Given data:

------------------------

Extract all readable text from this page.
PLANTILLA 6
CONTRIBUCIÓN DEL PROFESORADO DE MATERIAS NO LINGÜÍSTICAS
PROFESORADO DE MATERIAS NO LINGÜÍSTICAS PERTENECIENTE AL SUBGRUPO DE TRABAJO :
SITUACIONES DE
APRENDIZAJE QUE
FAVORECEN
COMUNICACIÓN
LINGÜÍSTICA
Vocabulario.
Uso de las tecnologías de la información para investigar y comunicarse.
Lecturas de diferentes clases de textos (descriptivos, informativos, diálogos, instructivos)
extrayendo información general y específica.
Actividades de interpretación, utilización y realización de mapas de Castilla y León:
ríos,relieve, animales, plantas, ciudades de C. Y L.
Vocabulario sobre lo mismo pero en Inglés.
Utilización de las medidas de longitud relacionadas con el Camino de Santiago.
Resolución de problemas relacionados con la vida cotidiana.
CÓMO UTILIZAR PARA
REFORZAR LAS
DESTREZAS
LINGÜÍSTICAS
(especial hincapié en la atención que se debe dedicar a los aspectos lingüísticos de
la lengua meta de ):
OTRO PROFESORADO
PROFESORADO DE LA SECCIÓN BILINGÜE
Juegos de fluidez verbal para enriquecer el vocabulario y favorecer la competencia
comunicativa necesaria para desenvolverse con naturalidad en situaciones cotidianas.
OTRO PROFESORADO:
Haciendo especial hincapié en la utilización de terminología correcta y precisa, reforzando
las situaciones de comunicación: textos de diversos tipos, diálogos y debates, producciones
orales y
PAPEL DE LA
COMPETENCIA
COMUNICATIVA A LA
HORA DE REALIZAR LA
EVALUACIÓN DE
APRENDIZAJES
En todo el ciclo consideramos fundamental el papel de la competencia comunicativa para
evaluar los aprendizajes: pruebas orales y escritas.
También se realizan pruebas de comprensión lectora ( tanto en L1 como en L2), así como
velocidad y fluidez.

------------------------

What you need to do: Extract, from the material above, each line holding the word "PROFESORADO".

Solution for this problem:
CONTRIBUCIÓN DEL PROFESORADO DE MATERIAS NO LINGÜÍSTICAS
PROFESORADO DE MATERIAS NO LINGÜÍSTICAS PERTENECIENTE AL SUBGRUPO DE TRABAJO :
OTRO PROFESORADO
PROFESORADO DE LA SECCIÓN BILINGÜE
OTRO PROFESORADO:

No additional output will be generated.